- [MATERIALS PROVIDED]:
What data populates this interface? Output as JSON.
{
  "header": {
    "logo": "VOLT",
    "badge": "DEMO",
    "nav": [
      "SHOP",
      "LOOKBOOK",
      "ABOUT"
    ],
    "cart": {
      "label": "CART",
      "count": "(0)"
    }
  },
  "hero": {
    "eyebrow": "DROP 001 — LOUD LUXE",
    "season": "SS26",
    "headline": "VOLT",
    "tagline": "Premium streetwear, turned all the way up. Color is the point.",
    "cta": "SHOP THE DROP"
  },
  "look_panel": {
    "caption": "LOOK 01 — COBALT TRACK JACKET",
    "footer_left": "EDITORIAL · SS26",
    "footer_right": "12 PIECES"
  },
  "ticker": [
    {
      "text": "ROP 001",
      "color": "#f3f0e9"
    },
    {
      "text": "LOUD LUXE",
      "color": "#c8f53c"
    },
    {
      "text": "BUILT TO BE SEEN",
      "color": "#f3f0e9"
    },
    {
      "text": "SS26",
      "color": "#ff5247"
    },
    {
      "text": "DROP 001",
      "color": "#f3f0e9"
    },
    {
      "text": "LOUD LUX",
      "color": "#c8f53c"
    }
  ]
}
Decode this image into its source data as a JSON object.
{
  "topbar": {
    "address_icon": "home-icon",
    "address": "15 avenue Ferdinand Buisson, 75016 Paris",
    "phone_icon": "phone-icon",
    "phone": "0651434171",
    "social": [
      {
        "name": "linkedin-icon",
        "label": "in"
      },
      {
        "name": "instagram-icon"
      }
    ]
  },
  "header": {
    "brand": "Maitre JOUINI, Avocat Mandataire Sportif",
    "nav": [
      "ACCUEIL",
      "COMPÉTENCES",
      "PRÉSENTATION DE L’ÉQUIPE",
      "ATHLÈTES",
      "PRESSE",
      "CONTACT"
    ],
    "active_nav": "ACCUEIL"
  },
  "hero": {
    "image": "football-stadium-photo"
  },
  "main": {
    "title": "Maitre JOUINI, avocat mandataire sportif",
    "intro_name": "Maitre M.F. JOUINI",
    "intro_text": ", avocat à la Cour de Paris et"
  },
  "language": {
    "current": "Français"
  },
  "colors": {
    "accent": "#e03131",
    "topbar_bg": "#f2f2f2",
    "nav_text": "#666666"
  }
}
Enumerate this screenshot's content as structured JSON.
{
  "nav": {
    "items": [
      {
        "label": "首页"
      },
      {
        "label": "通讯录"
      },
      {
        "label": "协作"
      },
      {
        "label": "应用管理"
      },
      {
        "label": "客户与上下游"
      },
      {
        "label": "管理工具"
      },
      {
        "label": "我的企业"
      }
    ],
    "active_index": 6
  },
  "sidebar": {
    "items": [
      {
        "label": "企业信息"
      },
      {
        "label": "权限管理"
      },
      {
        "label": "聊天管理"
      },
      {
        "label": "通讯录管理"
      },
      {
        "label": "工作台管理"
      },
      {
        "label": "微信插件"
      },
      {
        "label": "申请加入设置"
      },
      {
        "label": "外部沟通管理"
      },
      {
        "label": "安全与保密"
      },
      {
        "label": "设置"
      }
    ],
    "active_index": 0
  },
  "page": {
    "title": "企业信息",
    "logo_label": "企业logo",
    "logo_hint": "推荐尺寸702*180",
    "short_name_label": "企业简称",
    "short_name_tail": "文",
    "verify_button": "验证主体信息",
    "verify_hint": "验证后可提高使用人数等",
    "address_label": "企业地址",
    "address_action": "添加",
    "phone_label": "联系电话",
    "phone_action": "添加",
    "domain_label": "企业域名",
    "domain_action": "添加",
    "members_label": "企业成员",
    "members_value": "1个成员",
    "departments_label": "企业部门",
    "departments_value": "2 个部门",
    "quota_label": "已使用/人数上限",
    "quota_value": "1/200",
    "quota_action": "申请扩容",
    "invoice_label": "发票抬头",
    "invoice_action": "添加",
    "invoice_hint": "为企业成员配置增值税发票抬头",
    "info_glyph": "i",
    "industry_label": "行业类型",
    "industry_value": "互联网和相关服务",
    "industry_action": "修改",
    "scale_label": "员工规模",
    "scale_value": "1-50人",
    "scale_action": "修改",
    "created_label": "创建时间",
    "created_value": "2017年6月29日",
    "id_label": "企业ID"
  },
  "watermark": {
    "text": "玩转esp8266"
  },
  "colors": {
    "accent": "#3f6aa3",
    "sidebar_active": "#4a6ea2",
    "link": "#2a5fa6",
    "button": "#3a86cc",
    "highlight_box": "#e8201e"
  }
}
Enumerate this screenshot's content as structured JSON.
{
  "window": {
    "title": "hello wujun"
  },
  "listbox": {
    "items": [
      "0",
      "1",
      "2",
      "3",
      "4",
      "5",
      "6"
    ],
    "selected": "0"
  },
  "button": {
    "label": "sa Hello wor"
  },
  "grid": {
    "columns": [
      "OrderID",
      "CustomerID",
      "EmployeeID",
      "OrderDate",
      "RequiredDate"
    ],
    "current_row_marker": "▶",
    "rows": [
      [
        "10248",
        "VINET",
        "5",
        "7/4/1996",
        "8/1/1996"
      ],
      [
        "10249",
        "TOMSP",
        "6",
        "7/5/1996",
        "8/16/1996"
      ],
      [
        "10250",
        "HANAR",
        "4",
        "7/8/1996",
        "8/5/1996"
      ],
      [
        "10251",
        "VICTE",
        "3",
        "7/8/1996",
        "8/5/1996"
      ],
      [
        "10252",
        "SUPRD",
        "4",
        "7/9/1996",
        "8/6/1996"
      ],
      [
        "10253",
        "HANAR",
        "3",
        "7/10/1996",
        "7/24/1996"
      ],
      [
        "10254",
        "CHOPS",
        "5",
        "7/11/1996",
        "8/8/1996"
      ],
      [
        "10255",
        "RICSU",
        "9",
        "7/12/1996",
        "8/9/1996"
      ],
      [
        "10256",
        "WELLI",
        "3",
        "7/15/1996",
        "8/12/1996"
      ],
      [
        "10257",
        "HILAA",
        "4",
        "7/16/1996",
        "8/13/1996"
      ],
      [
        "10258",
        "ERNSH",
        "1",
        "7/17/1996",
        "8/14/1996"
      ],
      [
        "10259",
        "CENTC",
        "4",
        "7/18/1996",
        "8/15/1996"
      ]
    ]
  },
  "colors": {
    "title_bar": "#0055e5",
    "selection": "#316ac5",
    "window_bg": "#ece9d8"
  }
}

- [DO THIS]:
Retype every record above exactly as it appears.

- [SOLUTION TO THE PROBLEM]:
What data populates this interface? Output as JSON.
{
  "header": {
    "logo": "VOLT",
    "badge": "DEMO",
    "nav": [
      "SHOP",
      "LOOKBOOK",
      "ABOUT"
    ],
    "cart": {
      "label": "CART",
      "count": "(0)"
    }
  },
  "hero": {
    "eyebrow": "DROP 001 — LOUD LUXE",
    "season": "SS26",
    "headline": "VOLT",
    "tagline": "Premium streetwear, turned all the way up. Color is the point.",
    "cta": "SHOP THE DROP"
  },
  "look_panel": {
    "caption": "LOOK 01 — COBALT TRACK JACKET",
    "footer_left": "EDITORIAL · SS26",
    "footer_right": "12 PIECES"
  },
  "ticker": [
    {
      "text": "ROP 001",
      "color": "#f3f0e9"
    },
    {
      "text": "LOUD LUXE",
      "color": "#c8f53c"
    },
    {
      "text": "BUILT TO BE SEEN",
      "color": "#f3f0e9"
    },
    {
      "text": "SS26",
      "color": "#ff5247"
    },
    {
      "text": "DROP 001",
      "color": "#f3f0e9"
    },
    {
      "text": "LOUD LUX",
      "color": "#c8f53c"
    }
  ]
}
Decode this image into its source data as a JSON object.
{
  "topbar": {
    "address_icon": "home-icon",
    "address": "15 avenue Ferdinand Buisson, 75016 Paris",
    "phone_icon": "phone-icon",
    "phone": "0651434171",
    "social": [
      {
        "name": "linkedin-icon",
        "label": "in"
      },
      {
        "name": "instagram-icon"
      }
    ]
  },
  "header": {
    "brand": "Maitre JOUINI, Avocat Mandataire Sportif",
    "nav": [
      "ACCUEIL",
      "COMPÉTENCES",
      "PRÉSENTATION DE L’ÉQUIPE",
      "ATHLÈTES",
      "PRESSE",
      "CONTACT"
    ],
    "active_nav": "ACCUEIL"
  },
  "hero": {
    "image": "football-stadium-photo"
  },
  "main": {
    "title": "Maitre JOUINI, avocat mandataire sportif",
    "intro_name": "Maitre M.F. JOUINI",
    "intro_text": ", avocat à la Cour de Paris et"
  },
  "language": {
    "current": "Français"
  },
  "colors": {
    "accent": "#e03131",
    "topbar_bg": "#f2f2f2",
    "nav_text": "#666666"
  }
}
Enumerate this screenshot's content as structured JSON.
{
  "nav": {
    "items": [
      {
        "label": "首页"
      },
      {
        "label": "通讯录"
      },
      {
        "label": "协作"
      },
      {
        "label": "应用管理"
      },
      {
        "label": "客户与上下游"
      },
      {
        "label": "管理工具"
      },
      {
        "label": "我的企业"
      }
    ],
    "active_index": 6
  },
  "sidebar": {
    "items": [
      {
        "label": "企业信息"
      },
      {
        "label": "权限管理"
      },
      {
        "label": "聊天管理"
      },
      {
        "label": "通讯录管理"
      },
      {
        "label": "工作台管理"
      },
      {
        "label": "微信插件"
      },
      {
        "label": "申请加入设置"
      },
      {
        "label": "外部沟通管理"
      },
      {
        "label": "安全与保密"
      },
      {
        "label": "设置"
      }
    ],
    "active_index": 0
  },
  "page": {
    "title": "企业信息",
    "logo_label": "企业logo",
    "logo_hint": "推荐尺寸702*180",
    "short_name_label": "企业简称",
    "short_name_tail": "文",
    "verify_button": "验证主体信息",
    "verify_hint": "验证后可提高使用人数等",
    "address_label": "企业地址",
    "address_action": "添加",
    "phone_label": "联系电话",
    "phone_action": "添加",
    "domain_label": "企业域名",
    "domain_action": "添加",
    "members_label": "企业成员",
    "members_value": "1个成员",
    "departments_label": "企业部门",
    "departments_value": "2 个部门",
    "quota_label": "已使用/人数上限",
    "quota_value": "1/200",
    "quota_action": "申请扩容",
    "invoice_label": "发票抬头",
    "invoice_action": "添加",
    "invoice_hint": "为企业成员配置增值税发票抬头",
    "info_glyph": "i",
    "industry_label": "行业类型",
    "industry_value": "互联网和相关服务",
    "industry_action": "修改",
    "scale_label": "员工规模",
    "scale_value": "1-50人",
    "scale_action": "修改",
    "created_label": "创建时间",
    "created_value": "2017年6月29日",
    "id_label": "企业ID"
  },
  "watermark": {
    "text": "玩转esp8266"
  },
  "colors": {
    "accent": "#3f6aa3",
    "sidebar_active": "#4a6ea2",
    "link": "#2a5fa6",
    "button": "#3a86cc",
    "highlight_box": "#e8201e"
  }
}
Enumerate this screenshot's content as structured JSON.
{
  "window": {
    "title": "hello wujun"
  },
  "listbox": {
    "items": [
      "0",
      "1",
      "2",
      "3",
      "4",
      "5",
      "6"
    ],
    "selected": "0"
  },
  "button": {
    "label": "sa Hello wor"
  },
  "grid": {
    "columns": [
      "OrderID",
      "CustomerID",
      "EmployeeID",
      "OrderDate",
      "RequiredDate"
    ],
    "current_row_marker": "▶",
    "rows": [
      [
        "10248",
        "VINET",
        "5",
        "7/4/1996",
        "8/1/1996"
      ],
      [
        "10249",
        "TOMSP",
        "6",
        "7/5/1996",
        "8/16/1996"
      ],
      [
        "10250",
        "HANAR",
        "4",
        "7/8/1996",
        "8/5/1996"
      ],
      [
        "10251",
        "VICTE",
        "3",
        "7/8/1996",
        "8/5/1996"
      ],
      [
        "10252",
        "SUPRD",
        "4",
        "7/9/1996",
        "8/6/1996"
      ],
      [
        "10253",
        "HANAR",
        "3",
        "7/10/1996",
        "7/24/1996"
      ],
      [
        "10254",
        "CHOPS",
        "5",
        "7/11/1996",
        "8/8/1996"
      ],
      [
        "10255",
        "RICSU",
        "9",
        "7/12/1996",
        "8/9/1996"
      ],
      [
        "10256",
        "WELLI",
        "3",
        "7/15/1996",
        "8/12/1996"
      ],
      [
        "10257",
        "HILAA",
        "4",
        "7/16/1996",
        "8/13/1996"
      ],
      [
        "10258",
        "ERNSH",
        "1",
        "7/17/1996",
        "8/14/1996"
      ],
      [
        "10259",
        "CENTC",
        "4",
        "7/18/1996",
        "8/15/1996"
      ]
    ]
  },
  "colors": {
    "title_bar": "#0055e5",
    "selection": "#316ac5",
    "window_bg": "#ece9d8"
  }
}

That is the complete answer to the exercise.